The tasks.
1 > Output the passage of the post-training notes between "KL as a monitor" and "for early experiments.", inclusive, with no changes.
2 > From the rows, return unchanged every line between the lines holding "row-selector[interactable] [10,356,28,374]" and "cell-form[interactable] [28,318,98,336]", inclusive.

Source.

• • • • •

KL as a monitor vs. KL in the loss. --use-kl-loss always loads the reference model and computes the divergence — its weight in the loss is controlled separately by --kl-loss-coef. Setting the coefficient to 0.0 turns KL into a pure observability signal, which is often what you want for early experiments.
--advantage-estimator covers more than GRPO. gspo, reinforce_plus_plus, reinforce_plus_plus_baseline, ppo, and on_policy_distillation are all drop-in replacements.
Per-sample vs. per-token loss. The default reduction is per-sample mean: mean(sum(sample_i) / len(sample_i)). Add --calculate-per-token-loss to switch to sum(sum(sample_i)) / sum(len(sample_i)) — the correct choice for SFT-style loss or when you want length-proportional weighting.
--use-tis is the numerical safety belt. Switch it on when rollout and trainer operate at different precisions or when you explicitly want off-policy reuse. See the R3 deep dive in Rollout Routing Replay (R3).

OPTIMIZER_ARGS — nothing surprising

Post-training is unusually sensitive to optimizer settings: the model is already in a good basin and large updates destabilize it.

OPTIMIZER_ARGS=(
   --optimizer adam
   --lr 1e-6
   --lr-decay-style constant
   --weight-decay 0.1
   --adam-beta1 0.9
   --adam-beta2 0.98
)

A rule of thumb: start at lr = 1e-6 with a constant schedule. If the loss plateaus early, investigate the reward signal before raising the learning rate — in most cases the reward pipeline collapsed (same score for every sample) rather than the optimizer stalling.

• • • • •

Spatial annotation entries
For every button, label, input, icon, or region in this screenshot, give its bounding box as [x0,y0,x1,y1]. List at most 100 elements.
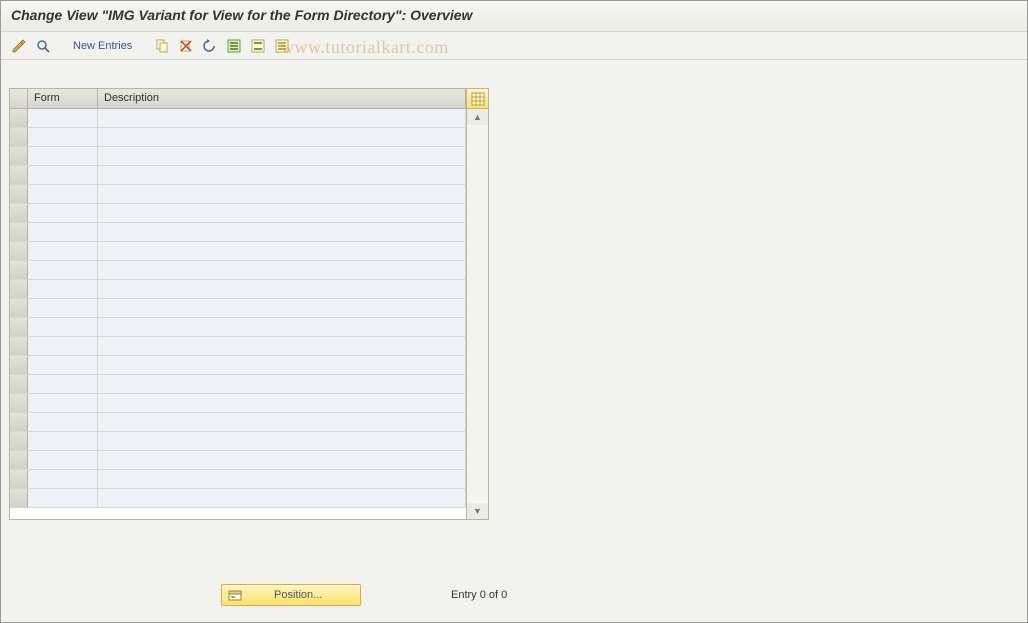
row-selector[interactable] [10,356,28,374]
cell-description[interactable] [98,280,466,298]
cell-form[interactable] [28,432,98,450]
scroll-down-button[interactable]: ▼ [467,503,488,519]
cell-description[interactable] [98,109,466,127]
cell-description[interactable] [98,413,466,431]
table-row [10,280,466,299]
cell-description[interactable] [98,223,466,241]
row-selector[interactable] [10,242,28,260]
row-selector[interactable] [10,413,28,431]
cell-form[interactable] [28,337,98,355]
row-selector[interactable] [10,451,28,469]
cell-description[interactable] [98,147,466,165]
position-button[interactable]: Position... [221,584,361,606]
cell-description[interactable] [98,337,466,355]
column-header-form[interactable]: Form [28,89,98,108]
cell-description[interactable] [98,432,466,450]
table-row [10,356,466,375]
cell-description[interactable] [98,261,466,279]
row-selector[interactable] [10,109,28,127]
undo-icon[interactable] [200,36,220,56]
row-selector[interactable] [10,147,28,165]
cell-form[interactable] [28,261,98,279]
cell-description[interactable] [98,394,466,412]
cell-form[interactable] [28,280,98,298]
cell-description[interactable] [98,185,466,203]
scroll-up-button[interactable]: ▲ [467,109,488,125]
cell-form[interactable] [28,166,98,184]
table-row [10,318,466,337]
row-selector[interactable] [10,432,28,450]
table-row [10,109,466,128]
deselect-all-icon[interactable] [272,36,292,56]
cell-form[interactable] [28,489,98,507]
cell-form[interactable] [28,204,98,222]
table-row [10,185,466,204]
row-selector[interactable] [10,470,28,488]
copy-icon[interactable] [152,36,172,56]
cell-description[interactable] [98,356,466,374]
cell-description[interactable] [98,470,466,488]
cell-form[interactable] [28,318,98,336]
title-bar: Change View "IMG Variant for View for th… [1,1,1027,32]
table-row [10,375,466,394]
content-area: Form Description ▲ ▼ [1,60,1027,528]
table-settings-button[interactable] [467,89,488,109]
delete-icon[interactable] [176,36,196,56]
cell-form[interactable] [28,394,98,412]
row-selector[interactable] [10,299,28,317]
row-selector[interactable] [10,261,28,279]
select-all-icon[interactable] [224,36,244,56]
scrollbar-track[interactable] [467,125,488,503]
cell-form[interactable] [28,470,98,488]
table-row [10,337,466,356]
table-row [10,261,466,280]
cell-form[interactable] [28,109,98,127]
row-selector[interactable] [10,394,28,412]
cell-form[interactable] [28,223,98,241]
cell-description[interactable] [98,166,466,184]
new-entries-button[interactable]: New Entries [65,36,140,56]
row-selector[interactable] [10,375,28,393]
grid-side: ▲ ▼ [466,89,488,519]
entry-status: Entry 0 of 0 [451,589,507,601]
table-row [10,489,466,508]
cell-description[interactable] [98,128,466,146]
cell-form[interactable] [28,185,98,203]
change-icon[interactable] [9,36,29,56]
table-row [10,432,466,451]
cell-description[interactable] [98,489,466,507]
cell-form[interactable] [28,299,98,317]
row-selector[interactable] [10,204,28,222]
table-row [10,299,466,318]
cell-description[interactable] [98,318,466,336]
row-selector[interactable] [10,185,28,203]
cell-form[interactable] [28,147,98,165]
row-selector[interactable] [10,280,28,298]
row-selector-header[interactable] [10,89,28,108]
row-selector[interactable] [10,166,28,184]
cell-description[interactable] [98,242,466,260]
footer: Position... Entry 0 of 0 [1,578,1027,612]
row-selector[interactable] [10,223,28,241]
table-settings-icon [471,92,485,106]
cell-form[interactable] [28,128,98,146]
details-icon[interactable] [33,36,53,56]
row-selector[interactable] [10,128,28,146]
cell-form[interactable] [28,242,98,260]
cell-description[interactable] [98,204,466,222]
cell-form[interactable] [28,356,98,374]
row-selector[interactable] [10,337,28,355]
select-block-icon[interactable] [248,36,268,56]
cell-form[interactable] [28,375,98,393]
row-selector[interactable] [10,318,28,336]
cell-description[interactable] [98,375,466,393]
cell-form[interactable] [28,413,98,431]
cell-description[interactable] [98,451,466,469]
row-selector[interactable] [10,489,28,507]
cell-form[interactable] [28,451,98,469]
page-title: Change View "IMG Variant for View for th… [11,7,1017,23]
cell-description[interactable] [98,299,466,317]
column-header-description[interactable]: Description [98,89,466,108]
data-grid: Form Description ▲ ▼ [9,88,489,520]
table-row [10,147,466,166]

• • • • •

Answers given.
1 >
KL as a monitor vs. KL in the loss. --use-kl-loss always loads the reference model and computes the divergence — its weight in the loss is controlled separately by --kl-loss-coef. Setting the coefficient to 0.0 turns KL into a pure observability signal, which is often what you want for early experiments.

2 >
row-selector[interactable] [10,356,28,374]
cell-description[interactable] [98,280,466,298]
cell-form[interactable] [28,432,98,450]
scroll-down-button[interactable]: ▼ [467,503,488,519]
cell-description[interactable] [98,109,466,127]
cell-description[interactable] [98,413,466,431]
table-row [10,280,466,299]
cell-description[interactable] [98,223,466,241]
row-selector[interactable] [10,242,28,260]
row-selector[interactable] [10,413,28,431]
cell-form[interactable] [28,337,98,355]
row-selector[interactable] [10,451,28,469]
cell-description[interactable] [98,147,466,165]
position-button[interactable]: Position... [221,584,361,606]
cell-description[interactable] [98,337,466,355]
column-header-form[interactable]: Form [28,89,98,108]
cell-description[interactable] [98,432,466,450]
table-row [10,356,466,375]
cell-description[interactable] [98,261,466,279]
row-selector[interactable] [10,109,28,127]
undo-icon[interactable] [200,36,220,56]
row-selector[interactable] [10,147,28,165]
cell-form[interactable] [28,261,98,279]
cell-description[interactable] [98,394,466,412]
cell-form[interactable] [28,280,98,298]
cell-description[interactable] [98,185,466,203]
scroll-up-button[interactable]: ▲ [467,109,488,125]
cell-form[interactable] [28,166,98,184]
table-row [10,318,466,337]
row-selector[interactable] [10,432,28,450]
table-row [10,109,466,128]
deselect-all-icon[interactable] [272,36,292,56]
cell-form[interactable] [28,489,98,507]
cell-form[interactable] [28,204,98,222]
table-row [10,185,466,204]
row-selector[interactable] [10,470,28,488]
copy-icon[interactable] [152,36,172,56]
cell-description[interactable] [98,356,466,374]
cell-description[interactable] [98,470,466,488]
cell-form[interactable] [28,318,98,336]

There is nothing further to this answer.